Every line with "days" in it must be copied from the data.

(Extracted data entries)
Segment Open

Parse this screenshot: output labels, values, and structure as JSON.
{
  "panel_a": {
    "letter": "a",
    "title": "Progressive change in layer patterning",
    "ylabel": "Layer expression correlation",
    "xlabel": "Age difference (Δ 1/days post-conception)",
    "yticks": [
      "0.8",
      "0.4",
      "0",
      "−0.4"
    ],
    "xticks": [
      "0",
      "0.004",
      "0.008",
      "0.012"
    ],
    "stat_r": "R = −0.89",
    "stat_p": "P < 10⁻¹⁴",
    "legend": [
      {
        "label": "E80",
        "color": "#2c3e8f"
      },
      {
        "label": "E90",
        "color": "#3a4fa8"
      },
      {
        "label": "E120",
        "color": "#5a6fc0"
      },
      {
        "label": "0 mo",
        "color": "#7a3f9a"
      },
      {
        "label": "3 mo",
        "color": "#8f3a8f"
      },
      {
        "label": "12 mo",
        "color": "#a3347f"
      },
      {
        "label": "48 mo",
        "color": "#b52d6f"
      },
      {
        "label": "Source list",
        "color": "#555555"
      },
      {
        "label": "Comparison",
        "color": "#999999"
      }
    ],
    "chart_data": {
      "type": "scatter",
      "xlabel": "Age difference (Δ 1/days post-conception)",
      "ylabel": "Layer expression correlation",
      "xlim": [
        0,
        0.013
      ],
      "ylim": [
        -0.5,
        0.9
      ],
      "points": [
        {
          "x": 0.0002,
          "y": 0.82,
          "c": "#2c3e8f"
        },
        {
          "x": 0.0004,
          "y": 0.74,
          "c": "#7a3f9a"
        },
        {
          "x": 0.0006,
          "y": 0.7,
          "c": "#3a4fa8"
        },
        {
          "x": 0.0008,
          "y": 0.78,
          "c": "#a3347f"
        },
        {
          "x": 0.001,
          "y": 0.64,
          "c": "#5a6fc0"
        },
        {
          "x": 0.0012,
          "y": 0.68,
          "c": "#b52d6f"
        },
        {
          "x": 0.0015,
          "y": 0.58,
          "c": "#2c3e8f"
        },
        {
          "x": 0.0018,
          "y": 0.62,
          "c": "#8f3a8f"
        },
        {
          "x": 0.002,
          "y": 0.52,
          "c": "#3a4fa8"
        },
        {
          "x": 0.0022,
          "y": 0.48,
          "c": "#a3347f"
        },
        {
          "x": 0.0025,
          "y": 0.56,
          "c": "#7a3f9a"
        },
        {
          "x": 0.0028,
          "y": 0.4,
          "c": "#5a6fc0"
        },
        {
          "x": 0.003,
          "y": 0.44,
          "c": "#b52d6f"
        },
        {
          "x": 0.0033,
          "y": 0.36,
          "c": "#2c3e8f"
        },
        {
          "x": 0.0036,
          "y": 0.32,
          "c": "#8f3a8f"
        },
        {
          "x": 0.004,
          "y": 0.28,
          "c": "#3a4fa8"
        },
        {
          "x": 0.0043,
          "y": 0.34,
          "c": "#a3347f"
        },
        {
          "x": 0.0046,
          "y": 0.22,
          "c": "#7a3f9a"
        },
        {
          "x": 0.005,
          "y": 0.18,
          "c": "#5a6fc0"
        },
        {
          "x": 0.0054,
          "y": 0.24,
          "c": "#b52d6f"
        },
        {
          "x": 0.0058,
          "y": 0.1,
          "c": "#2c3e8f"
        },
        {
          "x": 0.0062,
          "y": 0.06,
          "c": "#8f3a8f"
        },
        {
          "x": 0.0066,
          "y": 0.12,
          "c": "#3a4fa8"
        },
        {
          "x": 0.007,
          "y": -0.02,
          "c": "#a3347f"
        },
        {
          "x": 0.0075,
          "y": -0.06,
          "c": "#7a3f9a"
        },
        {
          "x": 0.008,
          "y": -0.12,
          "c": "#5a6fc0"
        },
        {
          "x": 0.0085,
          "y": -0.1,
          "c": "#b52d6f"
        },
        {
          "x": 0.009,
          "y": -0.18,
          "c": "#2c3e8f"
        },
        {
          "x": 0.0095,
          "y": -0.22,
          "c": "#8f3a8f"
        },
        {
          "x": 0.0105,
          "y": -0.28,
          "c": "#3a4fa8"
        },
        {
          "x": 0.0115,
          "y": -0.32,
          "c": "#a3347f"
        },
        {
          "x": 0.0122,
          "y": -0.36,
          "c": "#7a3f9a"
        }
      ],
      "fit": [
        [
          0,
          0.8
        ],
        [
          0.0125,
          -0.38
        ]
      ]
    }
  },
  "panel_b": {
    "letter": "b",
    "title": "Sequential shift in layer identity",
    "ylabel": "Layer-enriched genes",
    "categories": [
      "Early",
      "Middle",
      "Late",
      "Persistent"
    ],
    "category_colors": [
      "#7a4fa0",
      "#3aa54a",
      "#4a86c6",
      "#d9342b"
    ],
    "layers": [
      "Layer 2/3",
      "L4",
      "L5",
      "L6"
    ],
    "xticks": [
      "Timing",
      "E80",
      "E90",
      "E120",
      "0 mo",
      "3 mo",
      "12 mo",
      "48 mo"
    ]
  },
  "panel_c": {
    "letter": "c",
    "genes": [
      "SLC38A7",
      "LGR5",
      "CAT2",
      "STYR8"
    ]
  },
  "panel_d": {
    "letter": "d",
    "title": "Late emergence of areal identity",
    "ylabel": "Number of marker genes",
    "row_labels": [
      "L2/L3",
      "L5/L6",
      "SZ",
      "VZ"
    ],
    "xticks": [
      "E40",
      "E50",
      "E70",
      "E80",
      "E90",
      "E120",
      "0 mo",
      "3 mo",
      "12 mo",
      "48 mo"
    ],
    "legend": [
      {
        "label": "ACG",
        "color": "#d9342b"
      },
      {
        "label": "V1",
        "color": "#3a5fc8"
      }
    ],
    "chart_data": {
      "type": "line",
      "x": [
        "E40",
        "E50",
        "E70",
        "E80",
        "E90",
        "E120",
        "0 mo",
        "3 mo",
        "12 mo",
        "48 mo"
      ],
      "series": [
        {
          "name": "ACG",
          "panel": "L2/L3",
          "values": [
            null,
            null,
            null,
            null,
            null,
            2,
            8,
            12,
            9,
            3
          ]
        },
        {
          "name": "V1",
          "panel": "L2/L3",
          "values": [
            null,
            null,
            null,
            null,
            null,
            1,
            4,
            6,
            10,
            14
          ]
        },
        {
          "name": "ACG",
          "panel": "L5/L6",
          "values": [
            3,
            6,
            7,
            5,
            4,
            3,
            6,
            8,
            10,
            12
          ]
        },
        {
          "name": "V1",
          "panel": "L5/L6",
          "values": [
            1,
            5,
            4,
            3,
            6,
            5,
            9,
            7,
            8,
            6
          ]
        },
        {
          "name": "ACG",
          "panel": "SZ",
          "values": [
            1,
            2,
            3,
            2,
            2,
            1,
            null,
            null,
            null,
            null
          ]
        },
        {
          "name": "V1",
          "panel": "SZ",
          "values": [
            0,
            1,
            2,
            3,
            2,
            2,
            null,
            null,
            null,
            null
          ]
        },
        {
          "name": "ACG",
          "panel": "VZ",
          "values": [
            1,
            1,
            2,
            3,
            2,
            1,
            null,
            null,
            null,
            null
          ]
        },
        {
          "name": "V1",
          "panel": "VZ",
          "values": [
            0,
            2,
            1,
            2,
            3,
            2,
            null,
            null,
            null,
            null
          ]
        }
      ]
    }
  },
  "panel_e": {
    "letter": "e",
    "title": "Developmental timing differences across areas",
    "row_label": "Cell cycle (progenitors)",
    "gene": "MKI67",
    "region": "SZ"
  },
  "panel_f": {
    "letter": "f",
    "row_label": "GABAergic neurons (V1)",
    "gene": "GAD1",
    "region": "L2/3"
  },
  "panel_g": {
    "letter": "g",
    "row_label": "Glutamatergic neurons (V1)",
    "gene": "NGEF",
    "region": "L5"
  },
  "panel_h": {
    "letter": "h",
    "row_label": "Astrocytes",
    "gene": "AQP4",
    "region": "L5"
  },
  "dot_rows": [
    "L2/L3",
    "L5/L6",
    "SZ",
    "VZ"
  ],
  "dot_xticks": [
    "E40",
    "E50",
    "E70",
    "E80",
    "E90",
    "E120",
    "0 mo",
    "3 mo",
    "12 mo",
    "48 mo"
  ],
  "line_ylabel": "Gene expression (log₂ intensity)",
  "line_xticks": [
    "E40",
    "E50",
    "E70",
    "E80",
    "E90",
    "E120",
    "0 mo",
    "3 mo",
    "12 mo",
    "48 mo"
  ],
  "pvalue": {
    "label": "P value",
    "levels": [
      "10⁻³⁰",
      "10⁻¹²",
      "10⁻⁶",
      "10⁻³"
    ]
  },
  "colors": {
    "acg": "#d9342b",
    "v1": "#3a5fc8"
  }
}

Segment Closed

# Result
    "xlabel": "Age difference (Δ 1/days post-conception)",
      "xlabel": "Age difference (Δ 1/days post-conception)",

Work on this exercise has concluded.